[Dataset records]

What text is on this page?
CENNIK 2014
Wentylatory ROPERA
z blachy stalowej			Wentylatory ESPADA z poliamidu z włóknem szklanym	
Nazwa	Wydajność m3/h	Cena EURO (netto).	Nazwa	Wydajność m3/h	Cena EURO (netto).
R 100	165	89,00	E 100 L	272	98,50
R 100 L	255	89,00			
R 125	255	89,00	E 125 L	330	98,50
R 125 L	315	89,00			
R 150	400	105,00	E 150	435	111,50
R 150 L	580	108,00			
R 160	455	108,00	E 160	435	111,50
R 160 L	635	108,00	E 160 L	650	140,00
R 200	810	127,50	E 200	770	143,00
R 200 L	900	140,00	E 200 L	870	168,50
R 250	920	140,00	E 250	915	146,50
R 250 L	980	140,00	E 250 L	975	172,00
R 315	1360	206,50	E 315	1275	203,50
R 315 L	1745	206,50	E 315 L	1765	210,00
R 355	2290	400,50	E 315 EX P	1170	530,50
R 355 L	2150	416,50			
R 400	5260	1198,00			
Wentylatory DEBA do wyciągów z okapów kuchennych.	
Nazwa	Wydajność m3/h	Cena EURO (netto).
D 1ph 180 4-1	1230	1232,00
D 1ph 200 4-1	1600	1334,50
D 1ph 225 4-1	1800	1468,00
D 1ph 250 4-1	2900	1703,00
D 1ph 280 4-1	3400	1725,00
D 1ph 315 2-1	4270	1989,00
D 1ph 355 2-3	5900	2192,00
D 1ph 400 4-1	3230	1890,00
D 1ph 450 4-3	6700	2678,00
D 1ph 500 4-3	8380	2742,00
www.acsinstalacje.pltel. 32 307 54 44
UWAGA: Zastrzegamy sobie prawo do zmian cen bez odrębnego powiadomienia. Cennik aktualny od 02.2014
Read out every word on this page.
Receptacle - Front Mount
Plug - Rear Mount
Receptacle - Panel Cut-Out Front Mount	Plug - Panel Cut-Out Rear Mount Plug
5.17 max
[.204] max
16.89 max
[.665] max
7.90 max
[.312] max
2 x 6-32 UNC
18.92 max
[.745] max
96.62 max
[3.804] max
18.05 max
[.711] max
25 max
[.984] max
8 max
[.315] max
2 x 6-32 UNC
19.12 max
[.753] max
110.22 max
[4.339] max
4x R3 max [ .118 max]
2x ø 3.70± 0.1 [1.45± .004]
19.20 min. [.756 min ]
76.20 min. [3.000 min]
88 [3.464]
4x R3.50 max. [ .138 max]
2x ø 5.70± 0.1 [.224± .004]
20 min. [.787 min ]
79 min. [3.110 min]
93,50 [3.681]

▶ _Task brief_:
Produce an exact repeat of the lines from the one containing "Read out every word on this page." through the last line of the data, and nothing more.

▶ _Problem solution_:
Read out every word on this page.
Receptacle - Front Mount
Plug - Rear Mount
Receptacle - Panel Cut-Out Front Mount	Plug - Panel Cut-Out Rear Mount Plug
5.17 max
[.204] max
16.89 max
[.665] max
7.90 max
[.312] max
2 x 6-32 UNC
18.92 max
[.745] max
96.62 max
[3.804] max
18.05 max
[.711] max
25 max
[.984] max
8 max
[.315] max
2 x 6-32 UNC
19.12 max
[.753] max
110.22 max
[4.339] max
4x R3 max [ .118 max]
2x ø 3.70± 0.1 [1.45± .004]
19.20 min. [.756 min ]
76.20 min. [3.000 min]
88 [3.464]
4x R3.50 max. [ .138 max]
2x ø 5.70± 0.1 [.224± .004]
20 min. [.787 min ]
79 min. [3.110 min]
93,50 [3.681]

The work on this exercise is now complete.